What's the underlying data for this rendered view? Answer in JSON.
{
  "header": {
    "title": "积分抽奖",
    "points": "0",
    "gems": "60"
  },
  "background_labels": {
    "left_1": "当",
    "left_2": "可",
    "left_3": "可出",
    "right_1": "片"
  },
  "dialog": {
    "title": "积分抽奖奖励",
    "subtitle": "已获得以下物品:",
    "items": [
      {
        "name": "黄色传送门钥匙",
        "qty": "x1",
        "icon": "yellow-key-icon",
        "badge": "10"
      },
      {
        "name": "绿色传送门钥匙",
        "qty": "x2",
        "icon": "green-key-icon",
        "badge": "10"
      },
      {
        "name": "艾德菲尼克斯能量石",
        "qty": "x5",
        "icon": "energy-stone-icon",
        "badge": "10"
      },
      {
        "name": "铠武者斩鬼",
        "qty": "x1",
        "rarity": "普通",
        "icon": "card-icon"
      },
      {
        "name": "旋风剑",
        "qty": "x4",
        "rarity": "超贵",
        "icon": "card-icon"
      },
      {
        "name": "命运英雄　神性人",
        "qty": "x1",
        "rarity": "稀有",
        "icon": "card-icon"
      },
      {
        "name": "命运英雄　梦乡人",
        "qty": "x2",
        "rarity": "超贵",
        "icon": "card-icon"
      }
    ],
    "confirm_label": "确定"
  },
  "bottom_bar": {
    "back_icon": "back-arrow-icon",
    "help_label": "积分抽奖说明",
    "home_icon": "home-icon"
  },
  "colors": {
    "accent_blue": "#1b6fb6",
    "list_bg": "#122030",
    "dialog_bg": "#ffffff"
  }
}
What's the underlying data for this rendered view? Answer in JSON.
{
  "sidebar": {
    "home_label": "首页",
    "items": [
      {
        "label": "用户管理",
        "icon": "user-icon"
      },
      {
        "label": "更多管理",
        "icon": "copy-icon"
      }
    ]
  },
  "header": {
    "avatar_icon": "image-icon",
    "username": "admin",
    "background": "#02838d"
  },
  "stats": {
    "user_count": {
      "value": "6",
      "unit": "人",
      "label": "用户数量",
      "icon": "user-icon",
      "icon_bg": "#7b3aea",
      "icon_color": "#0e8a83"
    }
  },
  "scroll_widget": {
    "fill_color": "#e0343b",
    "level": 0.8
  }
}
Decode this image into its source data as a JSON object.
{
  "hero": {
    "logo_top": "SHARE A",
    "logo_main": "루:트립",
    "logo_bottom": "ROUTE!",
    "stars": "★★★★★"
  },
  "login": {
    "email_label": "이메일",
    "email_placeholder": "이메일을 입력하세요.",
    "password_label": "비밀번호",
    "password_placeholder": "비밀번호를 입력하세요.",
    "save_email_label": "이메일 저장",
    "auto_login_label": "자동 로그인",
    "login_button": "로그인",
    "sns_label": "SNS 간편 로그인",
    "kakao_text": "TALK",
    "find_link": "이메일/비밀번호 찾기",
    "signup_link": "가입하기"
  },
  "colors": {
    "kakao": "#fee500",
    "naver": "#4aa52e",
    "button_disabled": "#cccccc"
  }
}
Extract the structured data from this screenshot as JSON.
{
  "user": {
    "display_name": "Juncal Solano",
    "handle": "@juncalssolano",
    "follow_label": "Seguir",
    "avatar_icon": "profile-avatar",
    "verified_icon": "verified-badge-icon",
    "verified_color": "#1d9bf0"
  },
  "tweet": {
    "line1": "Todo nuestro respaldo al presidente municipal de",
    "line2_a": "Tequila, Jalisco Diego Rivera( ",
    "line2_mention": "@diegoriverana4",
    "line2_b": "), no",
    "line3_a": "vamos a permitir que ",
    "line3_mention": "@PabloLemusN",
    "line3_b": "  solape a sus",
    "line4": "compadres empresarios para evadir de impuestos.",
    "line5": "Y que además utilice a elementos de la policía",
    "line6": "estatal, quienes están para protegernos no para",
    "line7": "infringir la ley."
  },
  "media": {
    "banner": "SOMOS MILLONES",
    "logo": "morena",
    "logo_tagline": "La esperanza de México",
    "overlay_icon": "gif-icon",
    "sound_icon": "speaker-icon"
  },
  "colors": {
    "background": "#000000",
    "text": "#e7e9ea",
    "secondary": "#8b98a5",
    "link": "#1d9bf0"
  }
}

» **Stated goal**:
Copy each line of the preceding data that contains the string "rarity".

» **Task output**:
        "rarity": "普通",
        "rarity": "超贵",
        "rarity": "稀有",
        "rarity": "超贵",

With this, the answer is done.